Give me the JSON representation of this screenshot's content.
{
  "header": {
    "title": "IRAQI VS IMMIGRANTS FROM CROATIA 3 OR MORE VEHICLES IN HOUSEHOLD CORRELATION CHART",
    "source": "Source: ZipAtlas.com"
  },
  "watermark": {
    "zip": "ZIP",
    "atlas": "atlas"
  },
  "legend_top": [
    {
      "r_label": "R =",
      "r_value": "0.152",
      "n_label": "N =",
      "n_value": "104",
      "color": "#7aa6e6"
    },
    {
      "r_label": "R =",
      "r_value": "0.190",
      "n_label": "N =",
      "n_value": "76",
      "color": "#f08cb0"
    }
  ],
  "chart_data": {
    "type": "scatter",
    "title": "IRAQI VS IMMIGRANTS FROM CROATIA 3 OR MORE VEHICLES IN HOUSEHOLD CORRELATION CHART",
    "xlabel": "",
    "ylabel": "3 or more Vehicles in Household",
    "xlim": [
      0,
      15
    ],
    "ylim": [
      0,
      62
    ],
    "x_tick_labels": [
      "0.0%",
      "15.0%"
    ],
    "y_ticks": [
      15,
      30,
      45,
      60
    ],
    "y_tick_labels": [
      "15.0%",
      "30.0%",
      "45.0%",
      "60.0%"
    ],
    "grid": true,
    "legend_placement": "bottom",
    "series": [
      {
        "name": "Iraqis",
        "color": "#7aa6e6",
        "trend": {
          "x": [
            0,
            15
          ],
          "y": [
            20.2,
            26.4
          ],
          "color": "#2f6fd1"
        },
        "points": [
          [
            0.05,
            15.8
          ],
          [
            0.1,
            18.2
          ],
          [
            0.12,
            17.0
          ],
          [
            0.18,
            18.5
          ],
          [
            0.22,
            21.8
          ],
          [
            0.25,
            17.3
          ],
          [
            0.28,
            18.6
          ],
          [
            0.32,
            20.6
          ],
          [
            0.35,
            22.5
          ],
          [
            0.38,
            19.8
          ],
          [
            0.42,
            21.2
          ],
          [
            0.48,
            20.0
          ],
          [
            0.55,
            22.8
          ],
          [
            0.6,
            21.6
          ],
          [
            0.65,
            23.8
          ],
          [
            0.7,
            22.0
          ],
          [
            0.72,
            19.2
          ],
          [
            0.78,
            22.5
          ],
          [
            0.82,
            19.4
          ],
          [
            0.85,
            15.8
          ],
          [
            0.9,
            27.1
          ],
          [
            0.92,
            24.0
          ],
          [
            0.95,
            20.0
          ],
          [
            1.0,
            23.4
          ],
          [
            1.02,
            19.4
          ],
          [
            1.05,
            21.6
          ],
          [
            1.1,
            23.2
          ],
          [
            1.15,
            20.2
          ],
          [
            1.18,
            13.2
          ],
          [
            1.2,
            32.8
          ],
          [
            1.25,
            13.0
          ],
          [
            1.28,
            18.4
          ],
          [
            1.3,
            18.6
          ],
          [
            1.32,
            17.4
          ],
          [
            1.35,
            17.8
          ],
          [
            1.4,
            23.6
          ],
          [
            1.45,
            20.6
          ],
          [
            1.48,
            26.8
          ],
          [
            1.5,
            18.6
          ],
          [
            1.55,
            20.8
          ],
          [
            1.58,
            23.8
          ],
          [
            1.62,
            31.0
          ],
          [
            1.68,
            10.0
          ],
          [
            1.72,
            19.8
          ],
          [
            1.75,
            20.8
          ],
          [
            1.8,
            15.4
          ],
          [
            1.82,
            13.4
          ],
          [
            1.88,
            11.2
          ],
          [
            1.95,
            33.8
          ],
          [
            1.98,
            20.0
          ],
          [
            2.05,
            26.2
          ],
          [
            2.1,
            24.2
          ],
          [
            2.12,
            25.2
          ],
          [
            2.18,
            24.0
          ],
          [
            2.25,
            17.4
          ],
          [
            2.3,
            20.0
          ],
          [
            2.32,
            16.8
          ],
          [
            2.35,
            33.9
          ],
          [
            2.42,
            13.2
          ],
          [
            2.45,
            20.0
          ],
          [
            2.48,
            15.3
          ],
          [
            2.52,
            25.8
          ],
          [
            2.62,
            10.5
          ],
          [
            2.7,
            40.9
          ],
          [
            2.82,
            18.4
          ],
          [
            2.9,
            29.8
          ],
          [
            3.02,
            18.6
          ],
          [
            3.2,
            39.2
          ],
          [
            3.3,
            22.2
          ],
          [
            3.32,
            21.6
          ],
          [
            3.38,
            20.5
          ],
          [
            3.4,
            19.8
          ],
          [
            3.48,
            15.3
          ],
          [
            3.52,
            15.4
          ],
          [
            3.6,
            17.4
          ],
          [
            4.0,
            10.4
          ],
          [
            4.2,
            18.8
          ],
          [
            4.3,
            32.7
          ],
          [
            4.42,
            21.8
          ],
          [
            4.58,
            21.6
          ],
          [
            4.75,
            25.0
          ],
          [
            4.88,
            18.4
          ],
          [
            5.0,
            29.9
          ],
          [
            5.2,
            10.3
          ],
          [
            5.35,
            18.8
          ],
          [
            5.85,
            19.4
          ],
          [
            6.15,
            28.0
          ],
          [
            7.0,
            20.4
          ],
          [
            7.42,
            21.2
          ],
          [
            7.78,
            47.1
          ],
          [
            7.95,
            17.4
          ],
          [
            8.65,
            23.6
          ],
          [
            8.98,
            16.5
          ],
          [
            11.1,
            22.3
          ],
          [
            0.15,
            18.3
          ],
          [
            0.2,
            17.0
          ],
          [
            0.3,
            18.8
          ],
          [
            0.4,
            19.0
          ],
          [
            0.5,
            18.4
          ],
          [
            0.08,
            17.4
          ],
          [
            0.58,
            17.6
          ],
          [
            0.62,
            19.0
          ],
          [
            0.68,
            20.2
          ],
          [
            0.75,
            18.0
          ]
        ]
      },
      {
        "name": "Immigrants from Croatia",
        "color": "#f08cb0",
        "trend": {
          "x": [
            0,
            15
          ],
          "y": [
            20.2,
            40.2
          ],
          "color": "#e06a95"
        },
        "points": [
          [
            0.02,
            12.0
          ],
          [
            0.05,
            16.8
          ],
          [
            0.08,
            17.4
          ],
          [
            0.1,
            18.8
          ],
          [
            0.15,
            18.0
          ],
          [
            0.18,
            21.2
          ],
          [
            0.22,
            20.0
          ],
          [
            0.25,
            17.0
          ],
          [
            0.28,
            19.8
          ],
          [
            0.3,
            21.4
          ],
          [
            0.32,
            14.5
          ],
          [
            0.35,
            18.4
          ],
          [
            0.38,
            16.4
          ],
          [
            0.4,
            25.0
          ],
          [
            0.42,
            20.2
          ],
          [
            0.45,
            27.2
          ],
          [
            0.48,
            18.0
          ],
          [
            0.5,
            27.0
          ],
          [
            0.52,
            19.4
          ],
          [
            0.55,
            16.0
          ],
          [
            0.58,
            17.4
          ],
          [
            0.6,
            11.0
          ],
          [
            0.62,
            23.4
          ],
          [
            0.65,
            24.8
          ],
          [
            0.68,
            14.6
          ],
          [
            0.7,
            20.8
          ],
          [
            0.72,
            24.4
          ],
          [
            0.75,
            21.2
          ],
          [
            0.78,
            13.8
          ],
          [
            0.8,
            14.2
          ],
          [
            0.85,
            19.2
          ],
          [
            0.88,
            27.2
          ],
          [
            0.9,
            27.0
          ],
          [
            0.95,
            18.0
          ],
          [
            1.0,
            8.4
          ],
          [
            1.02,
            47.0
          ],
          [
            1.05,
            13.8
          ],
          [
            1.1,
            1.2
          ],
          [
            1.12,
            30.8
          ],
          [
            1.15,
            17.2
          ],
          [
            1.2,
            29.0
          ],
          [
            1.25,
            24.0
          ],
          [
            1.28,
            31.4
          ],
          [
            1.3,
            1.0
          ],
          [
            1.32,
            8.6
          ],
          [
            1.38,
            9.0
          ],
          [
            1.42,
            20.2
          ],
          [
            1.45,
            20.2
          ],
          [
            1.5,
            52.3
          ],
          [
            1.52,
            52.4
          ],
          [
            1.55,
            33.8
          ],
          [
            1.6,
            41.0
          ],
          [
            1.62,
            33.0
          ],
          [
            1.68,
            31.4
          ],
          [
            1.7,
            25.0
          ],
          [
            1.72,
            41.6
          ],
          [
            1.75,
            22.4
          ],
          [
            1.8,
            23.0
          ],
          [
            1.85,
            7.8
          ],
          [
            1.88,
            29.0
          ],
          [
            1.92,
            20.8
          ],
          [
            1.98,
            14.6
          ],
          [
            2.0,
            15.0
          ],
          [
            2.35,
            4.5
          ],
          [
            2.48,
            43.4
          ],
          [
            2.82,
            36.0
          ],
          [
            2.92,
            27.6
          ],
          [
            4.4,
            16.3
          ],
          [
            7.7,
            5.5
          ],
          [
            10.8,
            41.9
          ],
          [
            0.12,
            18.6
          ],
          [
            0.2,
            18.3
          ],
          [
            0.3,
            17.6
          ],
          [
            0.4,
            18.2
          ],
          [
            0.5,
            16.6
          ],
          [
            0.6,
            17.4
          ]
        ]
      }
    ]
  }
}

§

Using the material above, report each line where "color" occurs.

      "color": "#7aa6e6"
      "color": "#f08cb0"
        "color": "#7aa6e6",
          "color": "#2f6fd1"
        "color": "#f08cb0",
          "color": "#e06a95"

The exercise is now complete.